» AIM: Repeat exactly, and only, the lines from the one containing "Output the underlying" through the end of the records.

» Items from a figure collection:

— BEGIN —

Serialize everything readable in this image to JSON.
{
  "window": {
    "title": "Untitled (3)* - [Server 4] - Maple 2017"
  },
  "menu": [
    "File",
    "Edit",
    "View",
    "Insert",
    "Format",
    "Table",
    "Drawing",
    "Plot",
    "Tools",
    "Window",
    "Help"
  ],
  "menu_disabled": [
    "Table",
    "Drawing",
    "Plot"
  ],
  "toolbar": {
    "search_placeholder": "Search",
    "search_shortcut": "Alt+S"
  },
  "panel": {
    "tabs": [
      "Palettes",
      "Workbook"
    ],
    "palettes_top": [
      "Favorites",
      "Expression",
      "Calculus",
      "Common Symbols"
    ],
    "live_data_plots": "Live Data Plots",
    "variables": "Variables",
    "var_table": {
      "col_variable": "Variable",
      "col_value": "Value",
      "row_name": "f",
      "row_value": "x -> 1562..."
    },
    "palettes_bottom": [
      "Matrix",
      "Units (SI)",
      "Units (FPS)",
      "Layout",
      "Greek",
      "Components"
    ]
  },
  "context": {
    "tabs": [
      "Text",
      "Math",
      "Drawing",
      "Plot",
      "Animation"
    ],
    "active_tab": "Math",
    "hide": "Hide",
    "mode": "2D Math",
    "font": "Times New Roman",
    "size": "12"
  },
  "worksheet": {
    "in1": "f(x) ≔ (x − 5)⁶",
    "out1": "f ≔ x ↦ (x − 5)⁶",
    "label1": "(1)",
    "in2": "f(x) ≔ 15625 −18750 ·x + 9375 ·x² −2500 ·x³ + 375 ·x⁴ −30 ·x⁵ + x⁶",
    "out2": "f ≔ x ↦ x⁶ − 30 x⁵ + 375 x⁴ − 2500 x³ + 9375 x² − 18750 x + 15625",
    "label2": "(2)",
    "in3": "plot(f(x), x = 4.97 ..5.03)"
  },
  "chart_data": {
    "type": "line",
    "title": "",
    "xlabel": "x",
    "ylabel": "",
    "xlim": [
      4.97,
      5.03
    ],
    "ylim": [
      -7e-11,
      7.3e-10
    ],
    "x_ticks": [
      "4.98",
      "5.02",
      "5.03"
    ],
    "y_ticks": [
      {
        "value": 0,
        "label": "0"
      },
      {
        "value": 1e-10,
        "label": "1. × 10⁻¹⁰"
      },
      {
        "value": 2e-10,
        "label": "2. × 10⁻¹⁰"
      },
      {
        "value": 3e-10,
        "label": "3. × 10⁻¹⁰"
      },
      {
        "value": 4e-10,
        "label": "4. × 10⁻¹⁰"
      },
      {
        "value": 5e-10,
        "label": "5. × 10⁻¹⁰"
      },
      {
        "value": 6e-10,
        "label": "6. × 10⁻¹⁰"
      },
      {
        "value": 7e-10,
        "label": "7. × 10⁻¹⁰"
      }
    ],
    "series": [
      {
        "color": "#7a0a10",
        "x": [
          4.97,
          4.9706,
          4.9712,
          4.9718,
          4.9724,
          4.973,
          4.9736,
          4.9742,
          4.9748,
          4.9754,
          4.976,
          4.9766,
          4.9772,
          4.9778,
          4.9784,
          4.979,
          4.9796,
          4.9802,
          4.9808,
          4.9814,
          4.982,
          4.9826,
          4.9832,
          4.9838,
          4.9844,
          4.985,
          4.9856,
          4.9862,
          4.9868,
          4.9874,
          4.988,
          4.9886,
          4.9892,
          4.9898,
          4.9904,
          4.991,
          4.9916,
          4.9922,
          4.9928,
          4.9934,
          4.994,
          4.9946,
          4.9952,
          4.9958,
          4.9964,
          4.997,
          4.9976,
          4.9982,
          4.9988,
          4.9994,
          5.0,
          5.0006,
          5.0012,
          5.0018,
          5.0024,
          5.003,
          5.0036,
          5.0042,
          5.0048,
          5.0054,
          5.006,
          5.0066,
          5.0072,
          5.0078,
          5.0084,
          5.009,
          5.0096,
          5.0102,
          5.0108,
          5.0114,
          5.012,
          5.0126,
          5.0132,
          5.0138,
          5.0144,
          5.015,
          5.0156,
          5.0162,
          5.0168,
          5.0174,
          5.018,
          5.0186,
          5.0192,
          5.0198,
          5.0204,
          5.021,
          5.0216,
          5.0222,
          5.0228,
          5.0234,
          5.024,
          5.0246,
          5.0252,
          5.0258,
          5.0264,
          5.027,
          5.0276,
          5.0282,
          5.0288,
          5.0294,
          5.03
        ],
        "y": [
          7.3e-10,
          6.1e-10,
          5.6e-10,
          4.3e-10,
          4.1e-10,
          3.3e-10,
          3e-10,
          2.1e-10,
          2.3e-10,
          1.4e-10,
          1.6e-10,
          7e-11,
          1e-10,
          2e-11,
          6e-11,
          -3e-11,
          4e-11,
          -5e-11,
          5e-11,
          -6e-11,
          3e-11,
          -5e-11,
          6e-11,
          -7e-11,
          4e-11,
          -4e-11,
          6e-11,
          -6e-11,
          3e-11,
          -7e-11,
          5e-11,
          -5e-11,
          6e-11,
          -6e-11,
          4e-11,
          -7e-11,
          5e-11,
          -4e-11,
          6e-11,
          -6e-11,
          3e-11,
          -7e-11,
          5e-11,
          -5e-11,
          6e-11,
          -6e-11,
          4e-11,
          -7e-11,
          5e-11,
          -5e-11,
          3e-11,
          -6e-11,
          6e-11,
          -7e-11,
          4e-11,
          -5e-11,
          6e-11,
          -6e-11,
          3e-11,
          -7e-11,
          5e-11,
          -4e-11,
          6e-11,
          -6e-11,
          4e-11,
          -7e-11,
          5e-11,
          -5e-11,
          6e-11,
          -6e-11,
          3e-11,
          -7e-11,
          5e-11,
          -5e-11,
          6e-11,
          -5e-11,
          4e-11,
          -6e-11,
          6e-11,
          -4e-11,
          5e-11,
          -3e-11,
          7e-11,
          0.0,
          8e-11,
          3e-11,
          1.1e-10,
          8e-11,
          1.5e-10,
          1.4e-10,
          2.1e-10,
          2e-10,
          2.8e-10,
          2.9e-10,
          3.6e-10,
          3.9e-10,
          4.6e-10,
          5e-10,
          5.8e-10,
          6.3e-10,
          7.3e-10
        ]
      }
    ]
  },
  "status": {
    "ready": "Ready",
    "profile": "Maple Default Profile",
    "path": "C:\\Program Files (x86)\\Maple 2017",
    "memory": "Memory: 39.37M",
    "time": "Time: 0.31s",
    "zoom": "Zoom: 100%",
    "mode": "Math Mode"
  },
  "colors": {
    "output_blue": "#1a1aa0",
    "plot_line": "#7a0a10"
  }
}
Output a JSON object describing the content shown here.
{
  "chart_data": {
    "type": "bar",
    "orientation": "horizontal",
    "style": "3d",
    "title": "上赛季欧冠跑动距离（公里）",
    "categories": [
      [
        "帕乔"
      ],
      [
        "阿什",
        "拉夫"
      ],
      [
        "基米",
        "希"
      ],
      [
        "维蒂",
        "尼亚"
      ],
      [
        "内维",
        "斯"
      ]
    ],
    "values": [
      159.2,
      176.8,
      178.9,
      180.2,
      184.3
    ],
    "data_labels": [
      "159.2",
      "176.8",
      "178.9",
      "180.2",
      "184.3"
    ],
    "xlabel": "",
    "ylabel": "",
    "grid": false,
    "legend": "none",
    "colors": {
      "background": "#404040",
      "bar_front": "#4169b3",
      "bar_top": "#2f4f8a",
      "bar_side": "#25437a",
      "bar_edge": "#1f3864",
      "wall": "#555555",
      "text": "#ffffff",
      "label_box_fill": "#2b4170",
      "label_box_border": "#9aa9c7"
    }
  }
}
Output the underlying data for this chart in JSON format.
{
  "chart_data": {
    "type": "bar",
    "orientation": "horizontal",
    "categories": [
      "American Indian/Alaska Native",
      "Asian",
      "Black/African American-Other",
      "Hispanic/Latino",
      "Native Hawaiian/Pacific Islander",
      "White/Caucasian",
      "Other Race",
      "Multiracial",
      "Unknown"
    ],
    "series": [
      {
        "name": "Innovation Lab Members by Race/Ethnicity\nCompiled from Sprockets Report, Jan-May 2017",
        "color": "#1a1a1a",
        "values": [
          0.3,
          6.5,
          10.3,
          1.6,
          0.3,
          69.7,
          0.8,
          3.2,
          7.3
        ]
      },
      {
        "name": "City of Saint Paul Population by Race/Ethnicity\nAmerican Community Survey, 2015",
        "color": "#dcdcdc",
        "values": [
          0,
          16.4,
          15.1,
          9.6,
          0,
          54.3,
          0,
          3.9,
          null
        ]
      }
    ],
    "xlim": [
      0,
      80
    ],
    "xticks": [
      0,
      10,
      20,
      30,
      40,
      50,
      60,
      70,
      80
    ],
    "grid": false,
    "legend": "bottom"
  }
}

— END —

» ANSWER TO THE TASK:
Output the underlying data for this chart in JSON format.
{
  "chart_data": {
    "type": "bar",
    "orientation": "horizontal",
    "categories": [
      "American Indian/Alaska Native",
      "Asian",
      "Black/African American-Other",
      "Hispanic/Latino",
      "Native Hawaiian/Pacific Islander",
      "White/Caucasian",
      "Other Race",
      "Multiracial",
      "Unknown"
    ],
    "series": [
      {
        "name": "Innovation Lab Members by Race/Ethnicity\nCompiled from Sprockets Report, Jan-May 2017",
        "color": "#1a1a1a",
        "values": [
          0.3,
          6.5,
          10.3,
          1.6,
          0.3,
          69.7,
          0.8,
          3.2,
          7.3
        ]
      },
      {
        "name": "City of Saint Paul Population by Race/Ethnicity\nAmerican Community Survey, 2015",
        "color": "#dcdcdc",
        "values": [
          0,
          16.4,
          15.1,
          9.6,
          0,
          54.3,
          0,
          3.9,
          null
        ]
      }
    ],
    "xlim": [
      0,
      80
    ],
    "xticks": [
      0,
      10,
      20,
      30,
      40,
      50,
      60,
      70,
      80
    ],
    "grid": false,
    "legend": "bottom"
  }
}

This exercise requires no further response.